* _PROBLEM_: Look through the lines of the material and count those containing "title". Give that count alone.

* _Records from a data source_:
################

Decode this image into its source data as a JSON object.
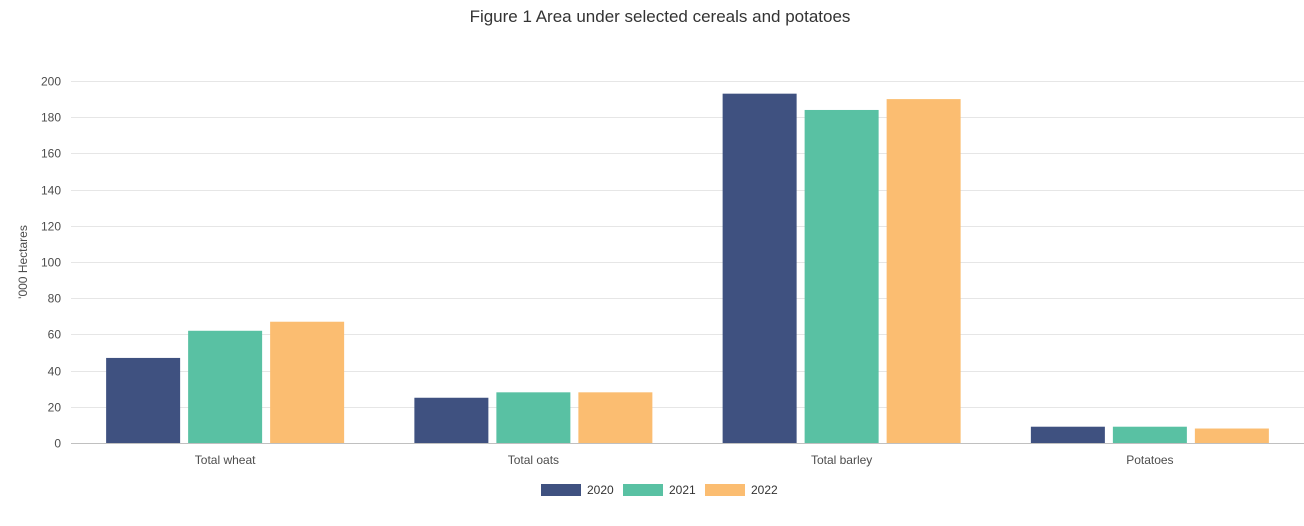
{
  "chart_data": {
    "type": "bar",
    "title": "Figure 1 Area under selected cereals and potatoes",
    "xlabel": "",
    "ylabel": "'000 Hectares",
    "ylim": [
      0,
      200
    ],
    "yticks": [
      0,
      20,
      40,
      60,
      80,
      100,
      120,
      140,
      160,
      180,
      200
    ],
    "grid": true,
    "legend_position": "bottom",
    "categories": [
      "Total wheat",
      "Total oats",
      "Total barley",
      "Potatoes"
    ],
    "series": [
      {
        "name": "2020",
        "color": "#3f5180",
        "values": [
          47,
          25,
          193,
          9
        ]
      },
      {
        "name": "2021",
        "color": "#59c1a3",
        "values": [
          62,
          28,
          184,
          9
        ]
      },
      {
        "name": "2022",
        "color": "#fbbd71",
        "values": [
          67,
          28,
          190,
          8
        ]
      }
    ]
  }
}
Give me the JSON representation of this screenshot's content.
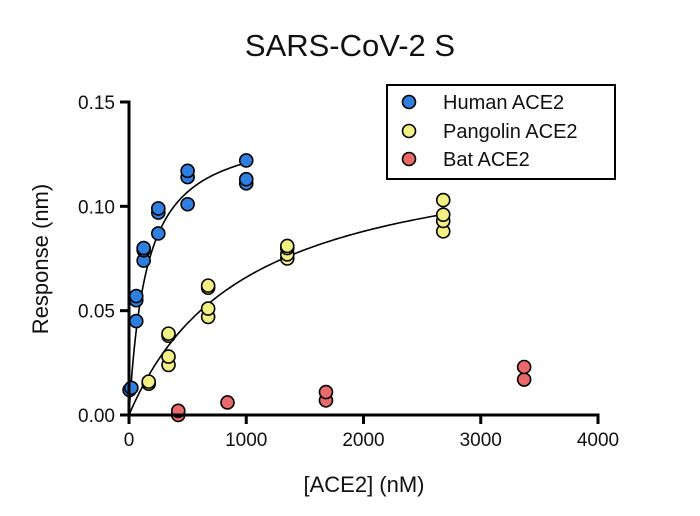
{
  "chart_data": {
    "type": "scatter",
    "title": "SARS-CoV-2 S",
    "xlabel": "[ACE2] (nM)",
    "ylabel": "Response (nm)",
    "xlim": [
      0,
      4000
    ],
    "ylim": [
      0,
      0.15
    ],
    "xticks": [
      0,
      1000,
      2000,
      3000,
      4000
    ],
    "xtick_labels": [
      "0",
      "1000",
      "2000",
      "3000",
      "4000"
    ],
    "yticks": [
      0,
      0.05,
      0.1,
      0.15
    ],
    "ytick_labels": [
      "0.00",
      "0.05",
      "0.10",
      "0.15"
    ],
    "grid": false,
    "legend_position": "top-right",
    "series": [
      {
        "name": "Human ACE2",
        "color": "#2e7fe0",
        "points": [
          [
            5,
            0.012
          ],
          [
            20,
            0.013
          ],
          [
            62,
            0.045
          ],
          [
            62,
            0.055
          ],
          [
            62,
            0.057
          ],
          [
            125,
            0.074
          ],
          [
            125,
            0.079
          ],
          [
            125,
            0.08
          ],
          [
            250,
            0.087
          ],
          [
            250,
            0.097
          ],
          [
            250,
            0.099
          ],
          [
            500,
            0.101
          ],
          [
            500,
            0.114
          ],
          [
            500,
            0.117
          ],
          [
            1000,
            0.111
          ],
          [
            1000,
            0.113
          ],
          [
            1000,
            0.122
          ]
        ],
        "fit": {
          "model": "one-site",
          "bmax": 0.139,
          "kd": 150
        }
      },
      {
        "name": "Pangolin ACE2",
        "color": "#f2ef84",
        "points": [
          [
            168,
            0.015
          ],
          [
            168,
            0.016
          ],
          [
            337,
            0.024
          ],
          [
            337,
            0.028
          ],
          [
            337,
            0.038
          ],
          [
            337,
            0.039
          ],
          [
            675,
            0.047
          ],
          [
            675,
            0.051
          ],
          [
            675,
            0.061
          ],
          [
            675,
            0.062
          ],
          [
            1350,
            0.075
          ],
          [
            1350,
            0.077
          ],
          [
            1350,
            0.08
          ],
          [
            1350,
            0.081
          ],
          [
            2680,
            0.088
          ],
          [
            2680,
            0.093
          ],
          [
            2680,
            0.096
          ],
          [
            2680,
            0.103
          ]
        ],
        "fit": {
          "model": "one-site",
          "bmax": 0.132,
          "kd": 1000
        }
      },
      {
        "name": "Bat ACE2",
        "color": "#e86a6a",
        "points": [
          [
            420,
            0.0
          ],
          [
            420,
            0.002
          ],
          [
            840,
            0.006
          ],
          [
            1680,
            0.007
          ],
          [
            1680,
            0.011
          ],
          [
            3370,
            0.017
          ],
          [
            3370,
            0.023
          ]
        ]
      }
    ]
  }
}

################

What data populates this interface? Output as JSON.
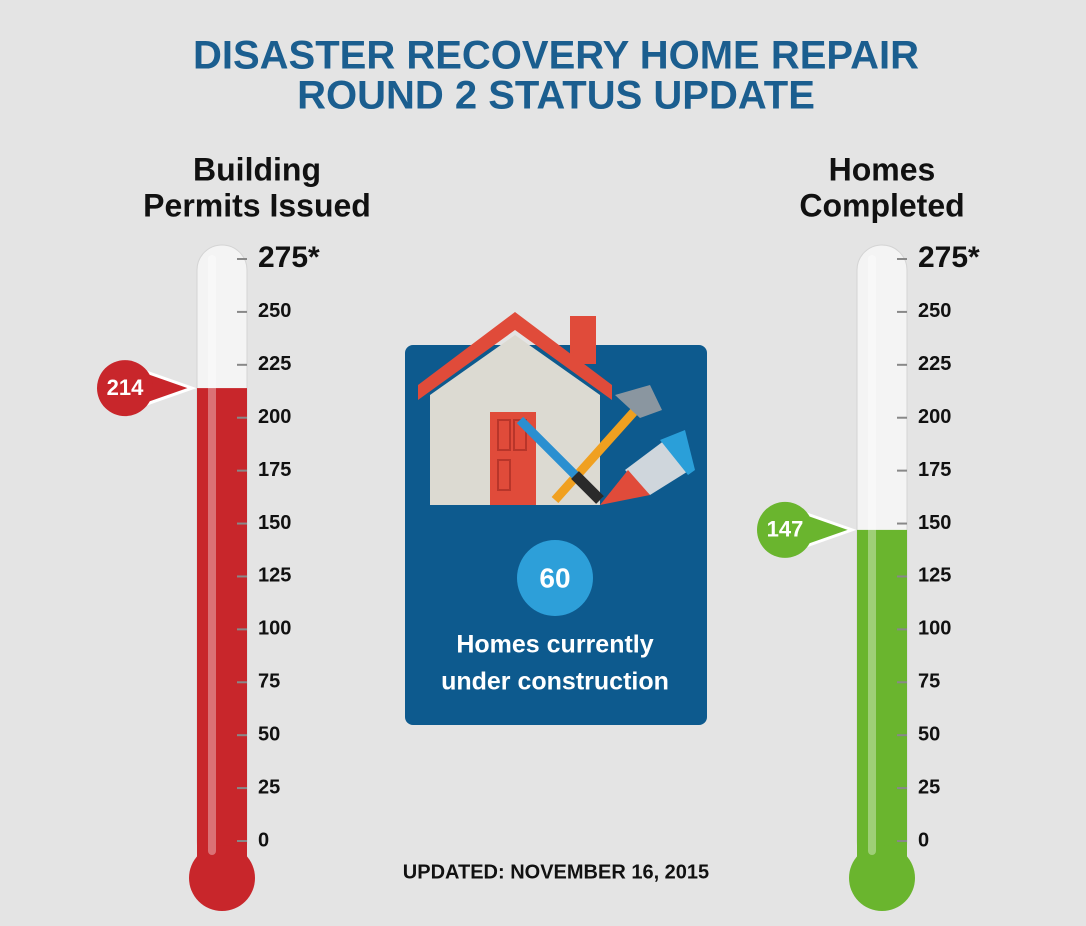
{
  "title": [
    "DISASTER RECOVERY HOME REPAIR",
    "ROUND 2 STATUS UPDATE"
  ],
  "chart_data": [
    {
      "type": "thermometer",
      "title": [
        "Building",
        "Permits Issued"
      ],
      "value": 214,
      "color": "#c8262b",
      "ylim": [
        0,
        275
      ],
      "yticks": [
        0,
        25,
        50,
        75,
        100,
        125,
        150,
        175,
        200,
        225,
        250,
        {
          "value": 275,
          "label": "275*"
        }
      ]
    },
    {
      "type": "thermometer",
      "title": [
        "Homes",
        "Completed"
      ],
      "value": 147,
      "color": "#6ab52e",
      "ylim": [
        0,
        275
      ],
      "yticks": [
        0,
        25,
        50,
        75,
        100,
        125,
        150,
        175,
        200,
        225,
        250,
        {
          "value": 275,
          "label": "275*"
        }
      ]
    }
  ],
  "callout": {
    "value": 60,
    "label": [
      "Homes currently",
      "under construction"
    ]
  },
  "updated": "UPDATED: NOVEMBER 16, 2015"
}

################

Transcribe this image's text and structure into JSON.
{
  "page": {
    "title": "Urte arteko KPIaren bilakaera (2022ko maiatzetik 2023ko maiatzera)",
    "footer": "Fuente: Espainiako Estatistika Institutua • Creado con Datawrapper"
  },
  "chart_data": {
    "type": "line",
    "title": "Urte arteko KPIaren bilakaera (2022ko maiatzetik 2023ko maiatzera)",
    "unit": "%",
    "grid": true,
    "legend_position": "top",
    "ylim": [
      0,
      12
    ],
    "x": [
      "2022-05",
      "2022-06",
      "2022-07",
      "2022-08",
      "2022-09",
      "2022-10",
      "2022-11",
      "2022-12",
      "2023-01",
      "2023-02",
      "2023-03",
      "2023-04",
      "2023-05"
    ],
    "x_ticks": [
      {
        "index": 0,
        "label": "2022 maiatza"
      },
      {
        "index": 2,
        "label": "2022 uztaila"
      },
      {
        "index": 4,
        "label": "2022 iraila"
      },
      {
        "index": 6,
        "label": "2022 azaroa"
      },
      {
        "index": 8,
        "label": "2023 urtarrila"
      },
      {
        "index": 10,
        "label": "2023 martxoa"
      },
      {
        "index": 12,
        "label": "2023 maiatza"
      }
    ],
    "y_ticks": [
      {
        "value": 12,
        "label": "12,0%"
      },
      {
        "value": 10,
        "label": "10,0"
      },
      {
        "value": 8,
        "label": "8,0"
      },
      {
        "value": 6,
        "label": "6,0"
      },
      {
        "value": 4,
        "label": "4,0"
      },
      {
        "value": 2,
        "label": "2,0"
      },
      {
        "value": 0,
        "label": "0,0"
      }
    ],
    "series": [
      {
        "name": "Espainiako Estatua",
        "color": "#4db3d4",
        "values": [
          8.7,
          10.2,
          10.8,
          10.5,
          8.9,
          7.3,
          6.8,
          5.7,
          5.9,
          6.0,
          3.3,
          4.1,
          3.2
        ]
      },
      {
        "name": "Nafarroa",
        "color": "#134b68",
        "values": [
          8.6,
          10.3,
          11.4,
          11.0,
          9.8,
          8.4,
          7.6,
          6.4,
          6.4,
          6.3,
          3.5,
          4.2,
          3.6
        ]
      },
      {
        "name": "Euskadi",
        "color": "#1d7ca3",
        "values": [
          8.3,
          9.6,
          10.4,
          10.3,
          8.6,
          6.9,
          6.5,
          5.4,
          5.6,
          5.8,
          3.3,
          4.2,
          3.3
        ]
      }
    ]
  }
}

################

* _SOLUTION_: 7